WHAT TO PRODUCE:
Write the listing below out again exactly, dropping the images.

SUPPLIED RECORDS:
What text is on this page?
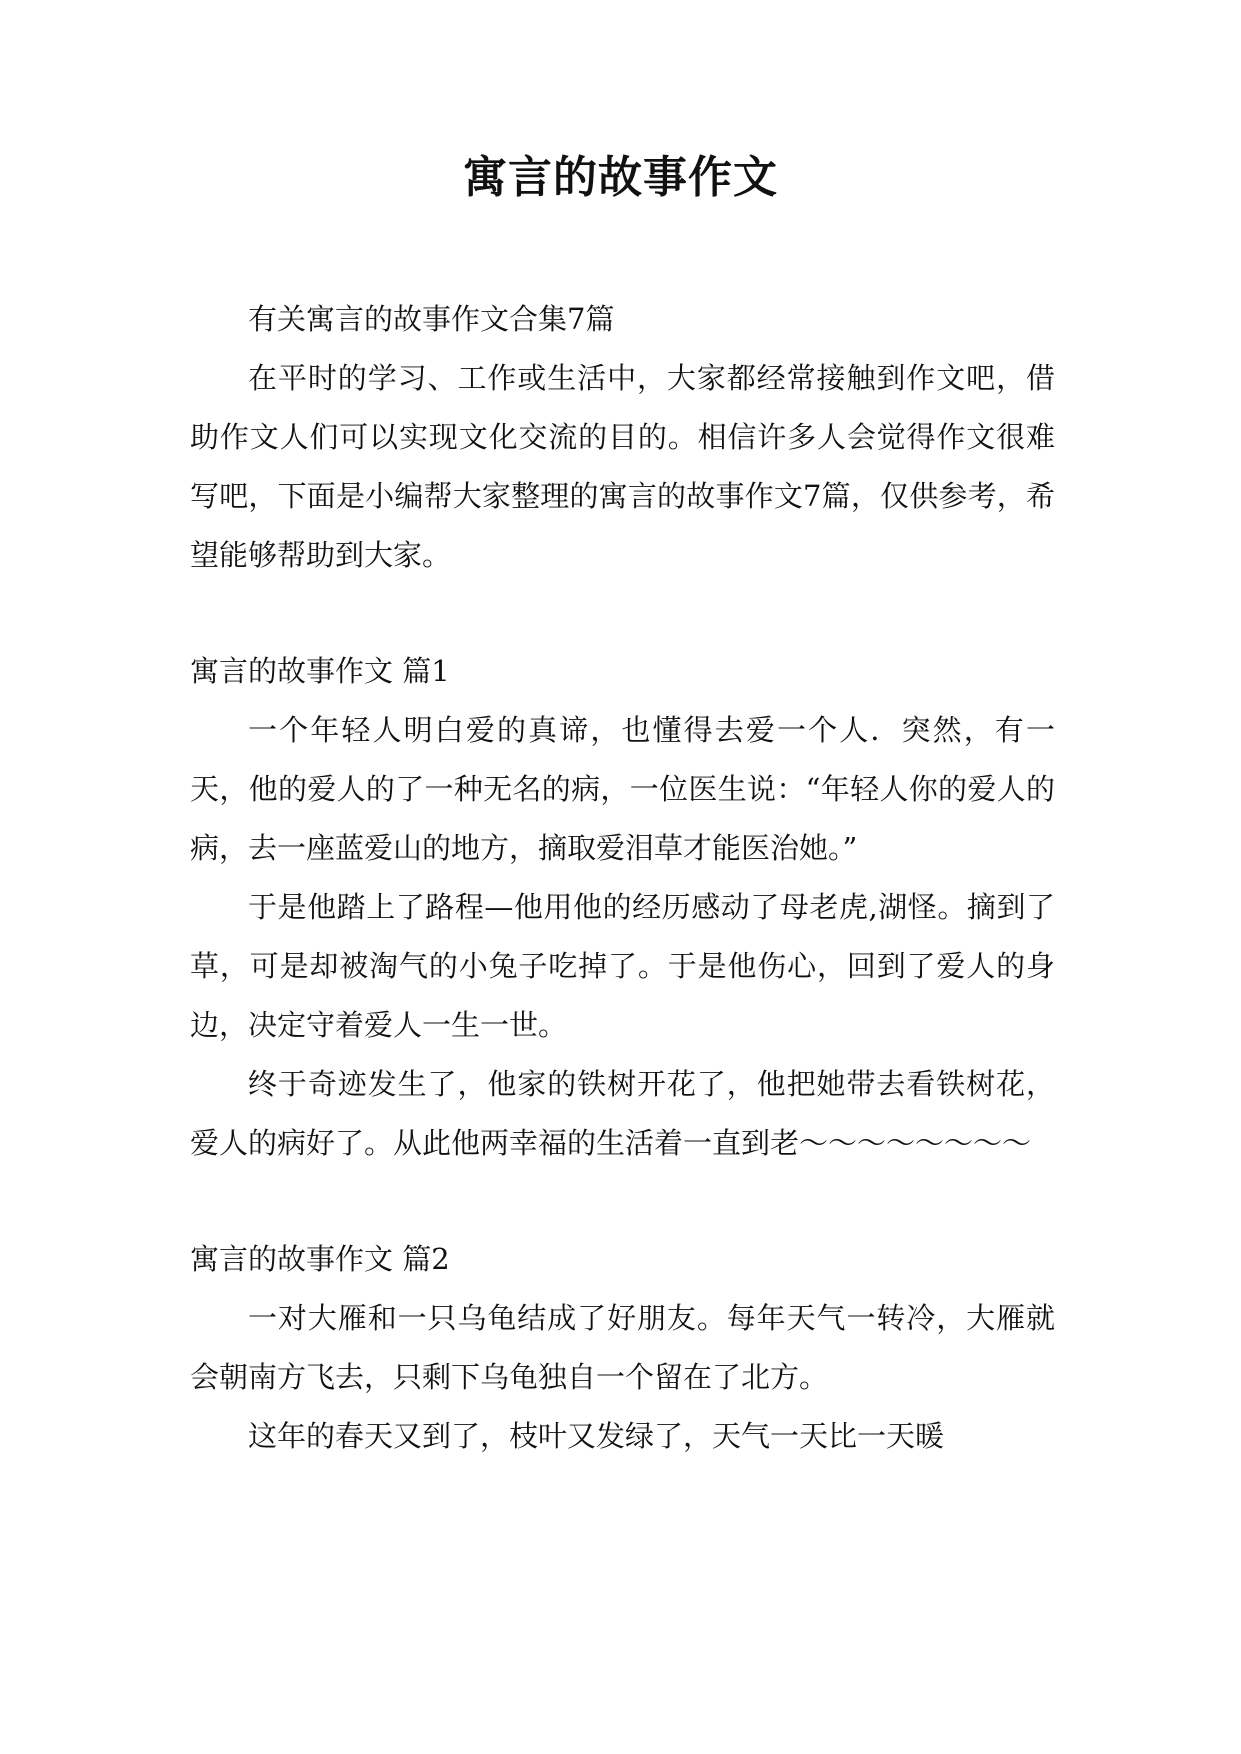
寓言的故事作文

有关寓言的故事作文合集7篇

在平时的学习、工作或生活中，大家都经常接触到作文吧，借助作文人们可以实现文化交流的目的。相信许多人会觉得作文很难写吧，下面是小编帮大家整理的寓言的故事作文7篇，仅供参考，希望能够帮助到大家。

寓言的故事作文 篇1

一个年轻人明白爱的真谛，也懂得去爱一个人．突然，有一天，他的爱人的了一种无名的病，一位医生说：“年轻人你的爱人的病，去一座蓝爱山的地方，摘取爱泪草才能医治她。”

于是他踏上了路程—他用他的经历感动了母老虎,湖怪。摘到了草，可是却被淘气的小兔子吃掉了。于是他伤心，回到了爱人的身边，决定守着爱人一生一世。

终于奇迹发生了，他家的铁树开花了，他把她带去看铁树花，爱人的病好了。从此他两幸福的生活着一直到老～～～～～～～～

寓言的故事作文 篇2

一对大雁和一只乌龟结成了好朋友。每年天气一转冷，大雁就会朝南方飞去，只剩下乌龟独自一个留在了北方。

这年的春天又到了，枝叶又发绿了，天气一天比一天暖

SOLUTION FOR THIS TASK:
What text is on this page?
寓言的故事作文

有关寓言的故事作文合集7篇

在平时的学习、工作或生活中，大家都经常接触到作文吧，借助作文人们可以实现文化交流的目的。相信许多人会觉得作文很难写吧，下面是小编帮大家整理的寓言的故事作文7篇，仅供参考，希望能够帮助到大家。

寓言的故事作文 篇1

一个年轻人明白爱的真谛，也懂得去爱一个人．突然，有一天，他的爱人的了一种无名的病，一位医生说：“年轻人你的爱人的病，去一座蓝爱山的地方，摘取爱泪草才能医治她。”

于是他踏上了路程—他用他的经历感动了母老虎,湖怪。摘到了草，可是却被淘气的小兔子吃掉了。于是他伤心，回到了爱人的身边，决定守着爱人一生一世。

终于奇迹发生了，他家的铁树开花了，他把她带去看铁树花，爱人的病好了。从此他两幸福的生活着一直到老～～～～～～～～

寓言的故事作文 篇2

一对大雁和一只乌龟结成了好朋友。每年天气一转冷，大雁就会朝南方飞去，只剩下乌龟独自一个留在了北方。

这年的春天又到了，枝叶又发绿了，天气一天比一天暖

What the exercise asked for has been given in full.